- [Required work]: Check each line of the records for "countries"; collect those that have it.

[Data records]
▬▬▬▬▬▬
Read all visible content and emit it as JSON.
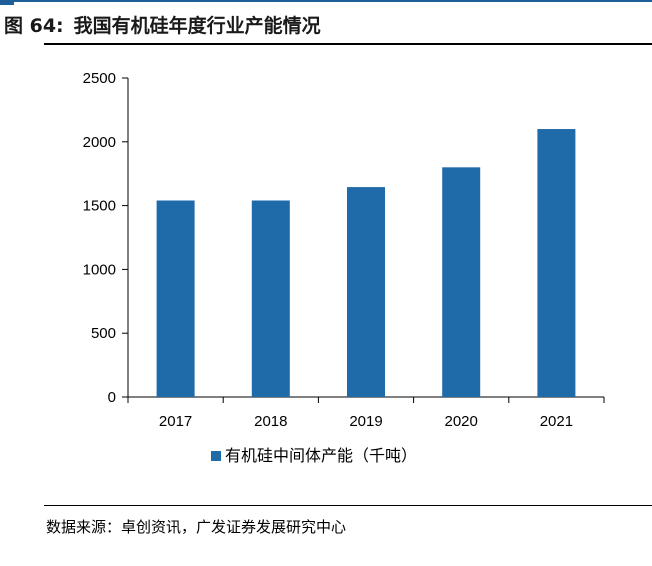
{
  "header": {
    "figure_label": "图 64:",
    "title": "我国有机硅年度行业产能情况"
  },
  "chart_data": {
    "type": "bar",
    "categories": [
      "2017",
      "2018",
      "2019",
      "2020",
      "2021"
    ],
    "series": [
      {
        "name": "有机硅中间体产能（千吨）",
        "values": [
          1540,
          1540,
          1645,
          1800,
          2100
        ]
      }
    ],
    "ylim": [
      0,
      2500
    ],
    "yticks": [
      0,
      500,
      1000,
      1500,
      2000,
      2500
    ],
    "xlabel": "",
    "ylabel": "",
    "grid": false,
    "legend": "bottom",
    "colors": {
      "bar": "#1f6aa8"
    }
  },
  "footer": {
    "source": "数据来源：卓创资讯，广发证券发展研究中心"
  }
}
▬▬▬▬▬▬
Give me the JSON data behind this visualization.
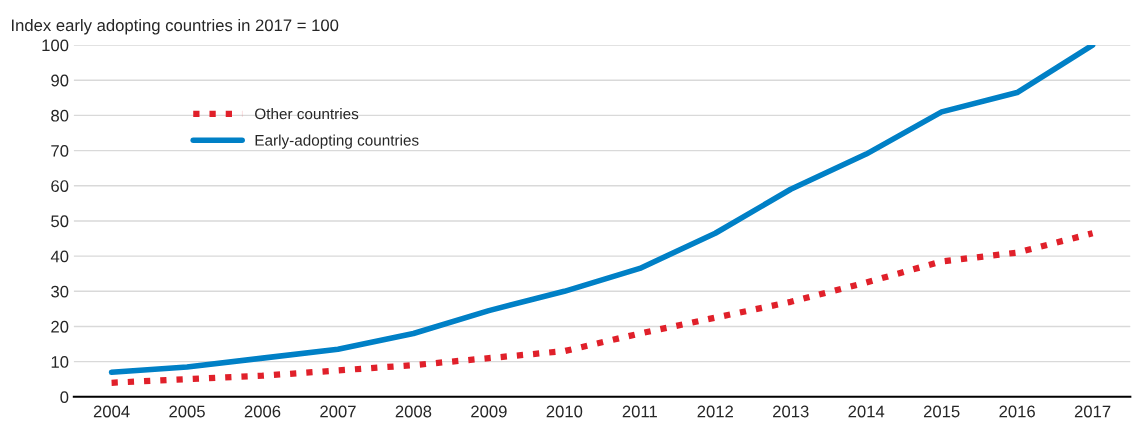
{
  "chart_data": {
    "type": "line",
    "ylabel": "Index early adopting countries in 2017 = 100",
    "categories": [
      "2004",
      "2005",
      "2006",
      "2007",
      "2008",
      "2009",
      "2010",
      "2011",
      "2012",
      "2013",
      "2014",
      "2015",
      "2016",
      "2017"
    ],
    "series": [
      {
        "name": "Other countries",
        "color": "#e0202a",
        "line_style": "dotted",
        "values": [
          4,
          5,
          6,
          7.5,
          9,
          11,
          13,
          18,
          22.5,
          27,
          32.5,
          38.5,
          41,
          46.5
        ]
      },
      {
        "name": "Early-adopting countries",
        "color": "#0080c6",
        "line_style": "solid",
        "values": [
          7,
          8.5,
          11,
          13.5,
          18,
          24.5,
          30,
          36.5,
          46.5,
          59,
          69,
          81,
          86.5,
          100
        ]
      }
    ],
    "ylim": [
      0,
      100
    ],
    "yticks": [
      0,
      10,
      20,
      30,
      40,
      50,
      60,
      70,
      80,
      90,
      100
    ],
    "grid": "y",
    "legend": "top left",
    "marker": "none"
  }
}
▬▬▬▬▬▬
- [The answer]:
    "ylabel": "Index early adopting countries in 2017 = 100",
        "name": "Other countries",
        "name": "Early-adopting countries",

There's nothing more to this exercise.